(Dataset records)
####################

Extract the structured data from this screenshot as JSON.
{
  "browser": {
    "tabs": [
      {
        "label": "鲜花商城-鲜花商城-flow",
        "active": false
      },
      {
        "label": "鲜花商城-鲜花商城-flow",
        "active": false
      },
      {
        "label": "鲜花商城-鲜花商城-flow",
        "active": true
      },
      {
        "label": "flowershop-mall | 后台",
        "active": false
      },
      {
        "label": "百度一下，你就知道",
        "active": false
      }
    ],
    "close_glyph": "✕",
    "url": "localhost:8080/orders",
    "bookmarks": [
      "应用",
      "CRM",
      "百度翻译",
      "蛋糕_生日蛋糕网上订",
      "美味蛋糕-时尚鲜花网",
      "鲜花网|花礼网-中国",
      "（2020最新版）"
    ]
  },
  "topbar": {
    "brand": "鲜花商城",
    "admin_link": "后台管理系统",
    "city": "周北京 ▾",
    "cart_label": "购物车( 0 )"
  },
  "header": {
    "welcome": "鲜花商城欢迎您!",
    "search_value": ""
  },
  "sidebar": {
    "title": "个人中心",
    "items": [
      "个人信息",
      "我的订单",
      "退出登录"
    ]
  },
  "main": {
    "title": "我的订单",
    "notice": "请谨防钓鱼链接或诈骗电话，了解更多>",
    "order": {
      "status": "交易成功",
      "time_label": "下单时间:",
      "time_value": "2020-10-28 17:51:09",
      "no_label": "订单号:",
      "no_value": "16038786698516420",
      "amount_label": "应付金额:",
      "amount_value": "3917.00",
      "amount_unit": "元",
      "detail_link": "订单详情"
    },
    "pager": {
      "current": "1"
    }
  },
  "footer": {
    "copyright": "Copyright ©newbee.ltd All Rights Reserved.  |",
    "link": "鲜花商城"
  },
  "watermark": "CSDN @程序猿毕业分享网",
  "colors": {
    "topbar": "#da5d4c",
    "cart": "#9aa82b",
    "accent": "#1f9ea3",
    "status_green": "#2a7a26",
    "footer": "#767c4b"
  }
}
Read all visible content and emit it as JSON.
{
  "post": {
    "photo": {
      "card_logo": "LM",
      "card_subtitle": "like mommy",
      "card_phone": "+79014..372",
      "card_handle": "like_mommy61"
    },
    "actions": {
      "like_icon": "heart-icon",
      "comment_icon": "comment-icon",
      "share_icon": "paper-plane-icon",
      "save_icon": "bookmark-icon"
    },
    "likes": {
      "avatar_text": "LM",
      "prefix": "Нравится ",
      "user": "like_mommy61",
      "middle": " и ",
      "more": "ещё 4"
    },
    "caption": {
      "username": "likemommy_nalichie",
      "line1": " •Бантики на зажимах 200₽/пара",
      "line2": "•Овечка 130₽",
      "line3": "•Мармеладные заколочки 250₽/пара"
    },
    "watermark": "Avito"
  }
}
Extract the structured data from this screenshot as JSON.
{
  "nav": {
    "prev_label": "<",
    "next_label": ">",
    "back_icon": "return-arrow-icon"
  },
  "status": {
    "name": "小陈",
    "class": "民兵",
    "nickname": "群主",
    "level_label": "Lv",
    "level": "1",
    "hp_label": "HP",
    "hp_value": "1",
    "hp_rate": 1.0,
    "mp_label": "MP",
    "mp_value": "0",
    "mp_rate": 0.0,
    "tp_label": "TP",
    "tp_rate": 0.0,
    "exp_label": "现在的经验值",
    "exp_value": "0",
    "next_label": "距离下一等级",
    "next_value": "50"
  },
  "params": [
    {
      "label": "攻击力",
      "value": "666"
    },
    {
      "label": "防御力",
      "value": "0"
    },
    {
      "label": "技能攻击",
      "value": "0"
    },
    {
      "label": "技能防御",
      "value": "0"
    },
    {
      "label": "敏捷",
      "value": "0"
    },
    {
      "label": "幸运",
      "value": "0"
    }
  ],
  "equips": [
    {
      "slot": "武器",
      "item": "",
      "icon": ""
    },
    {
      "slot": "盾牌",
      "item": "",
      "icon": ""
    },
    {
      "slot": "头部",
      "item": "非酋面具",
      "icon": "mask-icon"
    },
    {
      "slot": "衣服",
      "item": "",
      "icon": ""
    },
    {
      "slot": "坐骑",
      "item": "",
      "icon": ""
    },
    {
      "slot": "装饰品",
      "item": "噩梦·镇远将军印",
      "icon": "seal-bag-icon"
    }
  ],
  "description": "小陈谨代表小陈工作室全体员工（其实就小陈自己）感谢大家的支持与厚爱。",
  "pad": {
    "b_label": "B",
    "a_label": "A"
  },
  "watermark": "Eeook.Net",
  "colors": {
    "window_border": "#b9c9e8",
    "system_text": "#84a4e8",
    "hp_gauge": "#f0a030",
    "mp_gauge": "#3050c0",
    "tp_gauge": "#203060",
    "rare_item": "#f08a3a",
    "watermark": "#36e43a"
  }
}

####################

§ **What you will do**:
Would you restate each of the entries word for word?

§ **The reply**:
Extract the structured data from this screenshot as JSON.
{
  "browser": {
    "tabs": [
      {
        "label": "鲜花商城-鲜花商城-flow",
        "active": false
      },
      {
        "label": "鲜花商城-鲜花商城-flow",
        "active": false
      },
      {
        "label": "鲜花商城-鲜花商城-flow",
        "active": true
      },
      {
        "label": "flowershop-mall | 后台",
        "active": false
      },
      {
        "label": "百度一下，你就知道",
        "active": false
      }
    ],
    "close_glyph": "✕",
    "url": "localhost:8080/orders",
    "bookmarks": [
      "应用",
      "CRM",
      "百度翻译",
      "蛋糕_生日蛋糕网上订",
      "美味蛋糕-时尚鲜花网",
      "鲜花网|花礼网-中国",
      "（2020最新版）"
    ]
  },
  "topbar": {
    "brand": "鲜花商城",
    "admin_link": "后台管理系统",
    "city": "周北京 ▾",
    "cart_label": "购物车( 0 )"
  },
  "header": {
    "welcome": "鲜花商城欢迎您!",
    "search_value": ""
  },
  "sidebar": {
    "title": "个人中心",
    "items": [
      "个人信息",
      "我的订单",
      "退出登录"
    ]
  },
  "main": {
    "title": "我的订单",
    "notice": "请谨防钓鱼链接或诈骗电话，了解更多>",
    "order": {
      "status": "交易成功",
      "time_label": "下单时间:",
      "time_value": "2020-10-28 17:51:09",
      "no_label": "订单号:",
      "no_value": "16038786698516420",
      "amount_label": "应付金额:",
      "amount_value": "3917.00",
      "amount_unit": "元",
      "detail_link": "订单详情"
    },
    "pager": {
      "current": "1"
    }
  },
  "footer": {
    "copyright": "Copyright ©newbee.ltd All Rights Reserved.  |",
    "link": "鲜花商城"
  },
  "watermark": "CSDN @程序猿毕业分享网",
  "colors": {
    "topbar": "#da5d4c",
    "cart": "#9aa82b",
    "accent": "#1f9ea3",
    "status_green": "#2a7a26",
    "footer": "#767c4b"
  }
}
Read all visible content and emit it as JSON.
{
  "post": {
    "photo": {
      "card_logo": "LM",
      "card_subtitle": "like mommy",
      "card_phone": "+79014..372",
      "card_handle": "like_mommy61"
    },
    "actions": {
      "like_icon": "heart-icon",
      "comment_icon": "comment-icon",
      "share_icon": "paper-plane-icon",
      "save_icon": "bookmark-icon"
    },
    "likes": {
      "avatar_text": "LM",
      "prefix": "Нравится ",
      "user": "like_mommy61",
      "middle": " и ",
      "more": "ещё 4"
    },
    "caption": {
      "username": "likemommy_nalichie",
      "line1": " •Бантики на зажимах 200₽/пара",
      "line2": "•Овечка 130₽",
      "line3": "•Мармеладные заколочки 250₽/пара"
    },
    "watermark": "Avito"
  }
}
Extract the structured data from this screenshot as JSON.
{
  "nav": {
    "prev_label": "<",
    "next_label": ">",
    "back_icon": "return-arrow-icon"
  },
  "status": {
    "name": "小陈",
    "class": "民兵",
    "nickname": "群主",
    "level_label": "Lv",
    "level": "1",
    "hp_label": "HP",
    "hp_value": "1",
    "hp_rate": 1.0,
    "mp_label": "MP",
    "mp_value": "0",
    "mp_rate": 0.0,
    "tp_label": "TP",
    "tp_rate": 0.0,
    "exp_label": "现在的经验值",
    "exp_value": "0",
    "next_label": "距离下一等级",
    "next_value": "50"
  },
  "params": [
    {
      "label": "攻击力",
      "value": "666"
    },
    {
      "label": "防御力",
      "value": "0"
    },
    {
      "label": "技能攻击",
      "value": "0"
    },
    {
      "label": "技能防御",
      "value": "0"
    },
    {
      "label": "敏捷",
      "value": "0"
    },
    {
      "label": "幸运",
      "value": "0"
    }
  ],
  "equips": [
    {
      "slot": "武器",
      "item": "",
      "icon": ""
    },
    {
      "slot": "盾牌",
      "item": "",
      "icon": ""
    },
    {
      "slot": "头部",
      "item": "非酋面具",
      "icon": "mask-icon"
    },
    {
      "slot": "衣服",
      "item": "",
      "icon": ""
    },
    {
      "slot": "坐骑",
      "item": "",
      "icon": ""
    },
    {
      "slot": "装饰品",
      "item": "噩梦·镇远将军印",
      "icon": "seal-bag-icon"
    }
  ],
  "description": "小陈谨代表小陈工作室全体员工（其实就小陈自己）感谢大家的支持与厚爱。",
  "pad": {
    "b_label": "B",
    "a_label": "A"
  },
  "watermark": "Eeook.Net",
  "colors": {
    "window_border": "#b9c9e8",
    "system_text": "#84a4e8",
    "hp_gauge": "#f0a030",
    "mp_gauge": "#3050c0",
    "tp_gauge": "#203060",
    "rare_item": "#f08a3a",
    "watermark": "#36e43a"
  }
}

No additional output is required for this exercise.